* TASK INSTRUCTIONS *
Lines containing the word "hours" are to be located and copied.

## START PROVIDED RECORDS

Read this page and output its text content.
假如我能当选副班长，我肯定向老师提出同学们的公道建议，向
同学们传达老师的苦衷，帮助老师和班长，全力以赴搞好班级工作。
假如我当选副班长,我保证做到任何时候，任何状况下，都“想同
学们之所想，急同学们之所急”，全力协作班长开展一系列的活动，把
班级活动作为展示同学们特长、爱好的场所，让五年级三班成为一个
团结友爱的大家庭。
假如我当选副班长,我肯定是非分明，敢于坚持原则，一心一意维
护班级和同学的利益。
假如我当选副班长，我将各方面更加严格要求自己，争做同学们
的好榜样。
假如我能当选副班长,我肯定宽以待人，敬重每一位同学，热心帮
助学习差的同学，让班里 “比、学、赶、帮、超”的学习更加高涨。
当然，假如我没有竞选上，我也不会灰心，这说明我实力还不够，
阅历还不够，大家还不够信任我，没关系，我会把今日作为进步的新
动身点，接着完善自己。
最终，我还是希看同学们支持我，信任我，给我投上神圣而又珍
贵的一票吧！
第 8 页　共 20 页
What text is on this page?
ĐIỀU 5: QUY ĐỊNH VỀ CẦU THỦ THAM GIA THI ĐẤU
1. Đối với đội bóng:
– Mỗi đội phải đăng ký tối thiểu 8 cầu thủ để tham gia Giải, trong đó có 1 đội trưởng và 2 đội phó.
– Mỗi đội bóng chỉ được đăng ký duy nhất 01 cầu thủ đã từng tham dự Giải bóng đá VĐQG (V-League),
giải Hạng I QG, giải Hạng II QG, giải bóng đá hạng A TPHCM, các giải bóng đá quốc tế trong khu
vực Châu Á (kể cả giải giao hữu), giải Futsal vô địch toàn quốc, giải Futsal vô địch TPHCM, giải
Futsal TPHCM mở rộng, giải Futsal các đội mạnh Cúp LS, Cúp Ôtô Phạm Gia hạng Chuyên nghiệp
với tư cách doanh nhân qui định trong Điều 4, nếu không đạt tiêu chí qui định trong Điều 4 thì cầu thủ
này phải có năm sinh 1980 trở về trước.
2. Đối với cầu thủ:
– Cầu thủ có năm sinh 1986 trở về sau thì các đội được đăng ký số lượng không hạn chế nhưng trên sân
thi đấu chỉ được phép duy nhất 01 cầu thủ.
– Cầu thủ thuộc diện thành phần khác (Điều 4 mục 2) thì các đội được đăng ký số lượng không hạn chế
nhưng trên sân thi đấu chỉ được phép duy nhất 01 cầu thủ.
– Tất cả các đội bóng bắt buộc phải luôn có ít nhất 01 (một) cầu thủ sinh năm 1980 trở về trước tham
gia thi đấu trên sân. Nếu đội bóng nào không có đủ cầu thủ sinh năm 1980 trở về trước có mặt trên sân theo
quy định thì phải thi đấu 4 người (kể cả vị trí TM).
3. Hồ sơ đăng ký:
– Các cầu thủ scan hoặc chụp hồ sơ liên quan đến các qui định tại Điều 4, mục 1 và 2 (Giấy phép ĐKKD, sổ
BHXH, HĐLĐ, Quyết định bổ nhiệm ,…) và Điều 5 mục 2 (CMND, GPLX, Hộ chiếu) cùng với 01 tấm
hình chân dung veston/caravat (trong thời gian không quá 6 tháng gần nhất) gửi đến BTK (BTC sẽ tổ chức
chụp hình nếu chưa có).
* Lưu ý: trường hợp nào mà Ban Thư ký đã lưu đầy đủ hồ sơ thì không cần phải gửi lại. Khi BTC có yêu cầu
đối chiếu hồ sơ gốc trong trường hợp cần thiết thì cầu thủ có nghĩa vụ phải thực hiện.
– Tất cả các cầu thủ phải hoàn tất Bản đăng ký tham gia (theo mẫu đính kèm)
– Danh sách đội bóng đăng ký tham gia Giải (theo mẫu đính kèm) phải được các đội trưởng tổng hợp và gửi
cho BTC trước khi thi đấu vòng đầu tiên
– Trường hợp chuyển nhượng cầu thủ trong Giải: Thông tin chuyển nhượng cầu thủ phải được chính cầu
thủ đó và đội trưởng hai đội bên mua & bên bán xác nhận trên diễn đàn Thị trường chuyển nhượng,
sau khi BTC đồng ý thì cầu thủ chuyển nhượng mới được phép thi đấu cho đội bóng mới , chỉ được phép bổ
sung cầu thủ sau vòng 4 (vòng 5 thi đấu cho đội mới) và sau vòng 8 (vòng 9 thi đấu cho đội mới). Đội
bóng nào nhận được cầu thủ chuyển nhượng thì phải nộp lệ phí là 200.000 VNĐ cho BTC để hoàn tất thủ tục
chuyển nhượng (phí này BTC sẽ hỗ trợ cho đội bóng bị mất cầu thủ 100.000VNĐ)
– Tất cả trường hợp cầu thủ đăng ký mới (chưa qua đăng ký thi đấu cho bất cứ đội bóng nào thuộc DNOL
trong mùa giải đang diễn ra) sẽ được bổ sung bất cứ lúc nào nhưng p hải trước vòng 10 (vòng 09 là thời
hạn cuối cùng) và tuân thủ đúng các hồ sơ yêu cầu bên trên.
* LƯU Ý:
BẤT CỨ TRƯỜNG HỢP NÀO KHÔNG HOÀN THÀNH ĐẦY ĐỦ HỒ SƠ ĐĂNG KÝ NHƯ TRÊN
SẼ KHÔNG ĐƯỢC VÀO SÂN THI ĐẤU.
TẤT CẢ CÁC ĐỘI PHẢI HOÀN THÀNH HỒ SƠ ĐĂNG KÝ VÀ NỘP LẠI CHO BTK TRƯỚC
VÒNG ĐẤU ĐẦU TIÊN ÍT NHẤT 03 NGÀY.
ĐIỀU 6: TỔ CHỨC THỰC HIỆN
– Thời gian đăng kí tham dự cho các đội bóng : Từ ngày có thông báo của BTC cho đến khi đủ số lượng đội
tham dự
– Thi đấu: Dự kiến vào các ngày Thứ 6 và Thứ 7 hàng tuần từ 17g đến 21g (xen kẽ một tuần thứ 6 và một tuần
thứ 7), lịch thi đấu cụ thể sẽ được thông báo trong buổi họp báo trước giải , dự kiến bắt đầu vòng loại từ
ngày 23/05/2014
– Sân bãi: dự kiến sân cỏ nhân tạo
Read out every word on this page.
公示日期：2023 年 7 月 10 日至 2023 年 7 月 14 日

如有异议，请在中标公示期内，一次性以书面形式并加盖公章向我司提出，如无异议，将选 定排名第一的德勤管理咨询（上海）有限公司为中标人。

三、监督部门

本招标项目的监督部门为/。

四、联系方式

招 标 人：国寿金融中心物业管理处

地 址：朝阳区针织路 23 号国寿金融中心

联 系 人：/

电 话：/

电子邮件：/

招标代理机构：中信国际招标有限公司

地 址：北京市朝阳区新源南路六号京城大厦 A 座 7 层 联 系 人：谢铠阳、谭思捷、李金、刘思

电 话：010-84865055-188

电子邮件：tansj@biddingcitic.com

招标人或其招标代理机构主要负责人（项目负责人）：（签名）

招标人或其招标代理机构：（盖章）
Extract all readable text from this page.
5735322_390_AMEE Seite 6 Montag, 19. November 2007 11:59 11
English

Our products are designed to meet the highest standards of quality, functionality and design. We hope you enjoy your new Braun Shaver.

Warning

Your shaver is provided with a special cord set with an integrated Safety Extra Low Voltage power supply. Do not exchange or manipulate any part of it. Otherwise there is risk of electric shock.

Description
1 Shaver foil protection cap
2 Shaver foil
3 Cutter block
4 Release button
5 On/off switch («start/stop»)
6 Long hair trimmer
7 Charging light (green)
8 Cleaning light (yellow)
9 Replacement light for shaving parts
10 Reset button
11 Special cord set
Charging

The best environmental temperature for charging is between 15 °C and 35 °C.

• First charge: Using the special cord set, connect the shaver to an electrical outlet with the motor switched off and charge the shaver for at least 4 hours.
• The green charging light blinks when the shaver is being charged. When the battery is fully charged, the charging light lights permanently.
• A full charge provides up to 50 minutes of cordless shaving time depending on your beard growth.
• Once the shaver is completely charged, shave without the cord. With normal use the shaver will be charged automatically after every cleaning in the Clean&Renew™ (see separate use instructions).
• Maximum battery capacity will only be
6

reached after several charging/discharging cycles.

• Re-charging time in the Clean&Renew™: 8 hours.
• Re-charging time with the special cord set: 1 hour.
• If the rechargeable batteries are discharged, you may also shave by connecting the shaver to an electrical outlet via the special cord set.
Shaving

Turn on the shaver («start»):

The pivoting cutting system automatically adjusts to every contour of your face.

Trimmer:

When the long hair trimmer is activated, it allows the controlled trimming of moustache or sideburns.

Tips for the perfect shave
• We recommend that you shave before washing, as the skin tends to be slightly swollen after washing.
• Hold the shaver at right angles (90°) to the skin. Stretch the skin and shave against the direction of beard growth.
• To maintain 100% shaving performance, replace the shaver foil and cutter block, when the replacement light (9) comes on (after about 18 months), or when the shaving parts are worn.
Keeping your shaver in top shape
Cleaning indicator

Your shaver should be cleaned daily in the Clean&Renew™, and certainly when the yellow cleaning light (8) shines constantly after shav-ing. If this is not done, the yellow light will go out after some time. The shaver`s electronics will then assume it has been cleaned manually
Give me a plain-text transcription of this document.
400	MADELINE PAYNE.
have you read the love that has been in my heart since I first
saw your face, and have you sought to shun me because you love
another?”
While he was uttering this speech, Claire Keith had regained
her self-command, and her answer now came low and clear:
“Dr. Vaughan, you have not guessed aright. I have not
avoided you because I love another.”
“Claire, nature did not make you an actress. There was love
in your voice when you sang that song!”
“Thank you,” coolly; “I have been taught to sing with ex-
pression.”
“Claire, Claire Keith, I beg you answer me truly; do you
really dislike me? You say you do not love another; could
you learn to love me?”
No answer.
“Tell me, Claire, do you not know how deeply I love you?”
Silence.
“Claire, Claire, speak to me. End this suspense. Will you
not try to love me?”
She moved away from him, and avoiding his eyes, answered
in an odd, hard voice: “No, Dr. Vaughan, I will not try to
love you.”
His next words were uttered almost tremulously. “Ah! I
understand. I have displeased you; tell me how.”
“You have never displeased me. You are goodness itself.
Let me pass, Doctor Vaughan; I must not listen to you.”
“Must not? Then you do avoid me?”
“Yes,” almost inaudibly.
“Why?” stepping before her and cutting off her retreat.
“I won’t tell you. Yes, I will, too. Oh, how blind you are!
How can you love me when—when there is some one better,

## END PROVIDED RECORDS

* TASK ANSWER *
• First charge: Using the special cord set, connect the shaver to an electrical outlet with the motor switched off and charge the shaver for at least 4 hours.
• Re-charging time in the Clean&Renew™: 8 hours.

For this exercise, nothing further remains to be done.